SHORT TASK
Wherever a line in the data below holds "herramientas", copy that line.

THE DATA

## Begin

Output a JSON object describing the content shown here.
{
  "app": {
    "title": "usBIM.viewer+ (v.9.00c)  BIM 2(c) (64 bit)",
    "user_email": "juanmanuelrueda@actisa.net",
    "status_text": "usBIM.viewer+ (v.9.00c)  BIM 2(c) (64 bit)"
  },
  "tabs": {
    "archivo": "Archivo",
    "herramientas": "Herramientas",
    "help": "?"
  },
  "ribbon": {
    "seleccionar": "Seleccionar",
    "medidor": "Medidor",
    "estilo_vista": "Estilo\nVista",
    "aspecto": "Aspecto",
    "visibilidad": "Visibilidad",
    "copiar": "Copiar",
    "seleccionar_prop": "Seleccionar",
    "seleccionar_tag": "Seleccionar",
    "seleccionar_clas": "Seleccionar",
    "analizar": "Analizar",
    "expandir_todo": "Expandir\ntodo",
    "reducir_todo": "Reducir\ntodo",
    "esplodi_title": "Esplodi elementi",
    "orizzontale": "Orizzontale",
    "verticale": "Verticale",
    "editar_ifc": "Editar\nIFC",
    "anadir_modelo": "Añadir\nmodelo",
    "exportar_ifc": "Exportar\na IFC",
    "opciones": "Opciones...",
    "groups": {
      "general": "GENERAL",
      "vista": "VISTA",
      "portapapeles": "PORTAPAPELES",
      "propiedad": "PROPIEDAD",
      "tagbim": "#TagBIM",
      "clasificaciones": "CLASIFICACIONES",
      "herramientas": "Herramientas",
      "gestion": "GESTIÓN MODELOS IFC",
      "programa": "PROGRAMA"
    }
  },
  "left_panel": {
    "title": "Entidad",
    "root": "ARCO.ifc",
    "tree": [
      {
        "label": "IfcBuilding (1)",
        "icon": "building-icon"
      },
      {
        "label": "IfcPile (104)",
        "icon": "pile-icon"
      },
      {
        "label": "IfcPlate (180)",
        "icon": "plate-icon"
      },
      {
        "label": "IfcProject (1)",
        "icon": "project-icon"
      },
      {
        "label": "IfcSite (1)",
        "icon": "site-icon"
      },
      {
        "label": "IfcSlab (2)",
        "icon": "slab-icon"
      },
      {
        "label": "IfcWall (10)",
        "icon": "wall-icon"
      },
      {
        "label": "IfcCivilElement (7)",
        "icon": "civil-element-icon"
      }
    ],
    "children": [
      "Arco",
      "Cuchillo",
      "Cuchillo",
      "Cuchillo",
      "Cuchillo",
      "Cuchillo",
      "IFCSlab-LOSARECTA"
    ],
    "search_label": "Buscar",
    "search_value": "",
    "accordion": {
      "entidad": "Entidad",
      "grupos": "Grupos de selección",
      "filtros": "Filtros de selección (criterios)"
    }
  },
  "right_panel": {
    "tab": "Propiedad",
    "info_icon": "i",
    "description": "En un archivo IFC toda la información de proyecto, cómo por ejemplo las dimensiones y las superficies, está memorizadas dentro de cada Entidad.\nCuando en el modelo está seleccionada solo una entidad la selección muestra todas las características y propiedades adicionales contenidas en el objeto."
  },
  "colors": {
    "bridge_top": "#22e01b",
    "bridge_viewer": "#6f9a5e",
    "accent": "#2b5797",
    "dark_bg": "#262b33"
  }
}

## End

OUTPUT OF THE EXERCISE
    "herramientas": "Herramientas",
      "herramientas": "Herramientas",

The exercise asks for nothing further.